## Input:
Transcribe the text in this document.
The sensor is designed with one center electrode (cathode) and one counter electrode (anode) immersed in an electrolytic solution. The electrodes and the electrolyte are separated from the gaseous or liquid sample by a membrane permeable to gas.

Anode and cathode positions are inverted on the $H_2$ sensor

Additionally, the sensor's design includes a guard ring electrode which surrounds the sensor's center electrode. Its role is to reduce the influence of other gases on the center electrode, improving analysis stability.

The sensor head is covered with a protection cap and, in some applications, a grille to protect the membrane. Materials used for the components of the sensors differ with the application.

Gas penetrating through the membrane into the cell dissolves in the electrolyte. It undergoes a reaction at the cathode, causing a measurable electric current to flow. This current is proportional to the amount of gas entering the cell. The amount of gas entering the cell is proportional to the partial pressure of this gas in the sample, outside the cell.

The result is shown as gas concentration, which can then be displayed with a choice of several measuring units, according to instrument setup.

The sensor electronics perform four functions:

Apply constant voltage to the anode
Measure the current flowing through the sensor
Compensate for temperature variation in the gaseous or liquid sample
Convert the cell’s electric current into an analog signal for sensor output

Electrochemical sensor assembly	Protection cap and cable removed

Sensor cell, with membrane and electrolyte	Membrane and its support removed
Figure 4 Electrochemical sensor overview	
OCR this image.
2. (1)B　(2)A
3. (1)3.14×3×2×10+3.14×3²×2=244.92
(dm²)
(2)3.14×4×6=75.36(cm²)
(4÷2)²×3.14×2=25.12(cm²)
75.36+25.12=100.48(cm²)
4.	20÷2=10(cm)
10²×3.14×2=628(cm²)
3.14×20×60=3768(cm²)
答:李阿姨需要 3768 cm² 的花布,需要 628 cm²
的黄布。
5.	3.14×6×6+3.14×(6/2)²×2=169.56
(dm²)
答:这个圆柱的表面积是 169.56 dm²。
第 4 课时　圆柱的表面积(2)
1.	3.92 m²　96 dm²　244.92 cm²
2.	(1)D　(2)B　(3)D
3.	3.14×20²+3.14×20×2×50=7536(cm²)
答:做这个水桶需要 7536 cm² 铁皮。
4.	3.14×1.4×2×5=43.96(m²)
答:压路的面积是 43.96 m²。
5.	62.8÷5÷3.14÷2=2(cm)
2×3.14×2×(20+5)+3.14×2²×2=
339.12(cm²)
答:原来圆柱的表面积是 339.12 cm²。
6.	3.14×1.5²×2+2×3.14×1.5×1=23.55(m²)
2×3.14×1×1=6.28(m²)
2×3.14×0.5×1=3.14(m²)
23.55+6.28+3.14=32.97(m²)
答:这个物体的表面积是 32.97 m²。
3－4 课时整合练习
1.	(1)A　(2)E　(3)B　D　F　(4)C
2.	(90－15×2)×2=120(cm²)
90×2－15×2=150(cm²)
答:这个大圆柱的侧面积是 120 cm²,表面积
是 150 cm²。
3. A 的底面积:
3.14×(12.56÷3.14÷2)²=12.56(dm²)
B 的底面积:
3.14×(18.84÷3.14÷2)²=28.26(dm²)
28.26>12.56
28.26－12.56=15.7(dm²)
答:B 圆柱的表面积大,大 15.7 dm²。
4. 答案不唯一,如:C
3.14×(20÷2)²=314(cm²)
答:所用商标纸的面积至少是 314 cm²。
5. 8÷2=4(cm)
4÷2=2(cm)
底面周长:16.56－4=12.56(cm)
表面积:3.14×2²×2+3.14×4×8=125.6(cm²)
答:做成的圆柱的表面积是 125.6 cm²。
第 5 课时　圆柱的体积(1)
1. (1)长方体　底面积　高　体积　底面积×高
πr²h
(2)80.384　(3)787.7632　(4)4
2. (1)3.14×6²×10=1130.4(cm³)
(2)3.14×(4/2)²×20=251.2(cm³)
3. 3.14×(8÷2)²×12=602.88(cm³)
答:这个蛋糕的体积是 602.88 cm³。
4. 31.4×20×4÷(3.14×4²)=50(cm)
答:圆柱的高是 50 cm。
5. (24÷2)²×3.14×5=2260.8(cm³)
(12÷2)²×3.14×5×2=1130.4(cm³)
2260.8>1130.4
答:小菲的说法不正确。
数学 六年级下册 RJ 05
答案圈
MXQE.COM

## Task objective:
Restate the whole of the material exactly.

## Output for this exercise:
Transcribe the text in this document.
The sensor is designed with one center electrode (cathode) and one counter electrode (anode) immersed in an electrolytic solution. The electrodes and the electrolyte are separated from the gaseous or liquid sample by a membrane permeable to gas.

Anode and cathode positions are inverted on the $H_2$ sensor

Additionally, the sensor's design includes a guard ring electrode which surrounds the sensor's center electrode. Its role is to reduce the influence of other gases on the center electrode, improving analysis stability.

The sensor head is covered with a protection cap and, in some applications, a grille to protect the membrane. Materials used for the components of the sensors differ with the application.

Gas penetrating through the membrane into the cell dissolves in the electrolyte. It undergoes a reaction at the cathode, causing a measurable electric current to flow. This current is proportional to the amount of gas entering the cell. The amount of gas entering the cell is proportional to the partial pressure of this gas in the sample, outside the cell.

The result is shown as gas concentration, which can then be displayed with a choice of several measuring units, according to instrument setup.

The sensor electronics perform four functions:

Apply constant voltage to the anode
Measure the current flowing through the sensor
Compensate for temperature variation in the gaseous or liquid sample
Convert the cell’s electric current into an analog signal for sensor output

Electrochemical sensor assembly	Protection cap and cable removed

Sensor cell, with membrane and electrolyte	Membrane and its support removed
Figure 4 Electrochemical sensor overview	
OCR this image.
2. (1)B　(2)A
3. (1)3.14×3×2×10+3.14×3²×2=244.92
(dm²)
(2)3.14×4×6=75.36(cm²)
(4÷2)²×3.14×2=25.12(cm²)
75.36+25.12=100.48(cm²)
4.	20÷2=10(cm)
10²×3.14×2=628(cm²)
3.14×20×60=3768(cm²)
答:李阿姨需要 3768 cm² 的花布,需要 628 cm²
的黄布。
5.	3.14×6×6+3.14×(6/2)²×2=169.56
(dm²)
答:这个圆柱的表面积是 169.56 dm²。
第 4 课时　圆柱的表面积(2)
1.	3.92 m²　96 dm²　244.92 cm²
2.	(1)D　(2)B　(3)D
3.	3.14×20²+3.14×20×2×50=7536(cm²)
答:做这个水桶需要 7536 cm² 铁皮。
4.	3.14×1.4×2×5=43.96(m²)
答:压路的面积是 43.96 m²。
5.	62.8÷5÷3.14÷2=2(cm)
2×3.14×2×(20+5)+3.14×2²×2=
339.12(cm²)
答:原来圆柱的表面积是 339.12 cm²。
6.	3.14×1.5²×2+2×3.14×1.5×1=23.55(m²)
2×3.14×1×1=6.28(m²)
2×3.14×0.5×1=3.14(m²)
23.55+6.28+3.14=32.97(m²)
答:这个物体的表面积是 32.97 m²。
3－4 课时整合练习
1.	(1)A　(2)E　(3)B　D　F　(4)C
2.	(90－15×2)×2=120(cm²)
90×2－15×2=150(cm²)
答:这个大圆柱的侧面积是 120 cm²,表面积
是 150 cm²。
3. A 的底面积:
3.14×(12.56÷3.14÷2)²=12.56(dm²)
B 的底面积:
3.14×(18.84÷3.14÷2)²=28.26(dm²)
28.26>12.56
28.26－12.56=15.7(dm²)
答:B 圆柱的表面积大,大 15.7 dm²。
4. 答案不唯一,如:C
3.14×(20÷2)²=314(cm²)
答:所用商标纸的面积至少是 314 cm²。
5. 8÷2=4(cm)
4÷2=2(cm)
底面周长:16.56－4=12.56(cm)
表面积:3.14×2²×2+3.14×4×8=125.6(cm²)
答:做成的圆柱的表面积是 125.6 cm²。
第 5 课时　圆柱的体积(1)
1. (1)长方体　底面积　高　体积　底面积×高
πr²h
(2)80.384　(3)787.7632　(4)4
2. (1)3.14×6²×10=1130.4(cm³)
(2)3.14×(4/2)²×20=251.2(cm³)
3. 3.14×(8÷2)²×12=602.88(cm³)
答:这个蛋糕的体积是 602.88 cm³。
4. 31.4×20×4÷(3.14×4²)=50(cm)
答:圆柱的高是 50 cm。
5. (24÷2)²×3.14×5=2260.8(cm³)
(12÷2)²×3.14×5×2=1130.4(cm³)
2260.8>1130.4
答:小菲的说法不正确。
数学 六年级下册 RJ 05
答案圈
MXQE.COM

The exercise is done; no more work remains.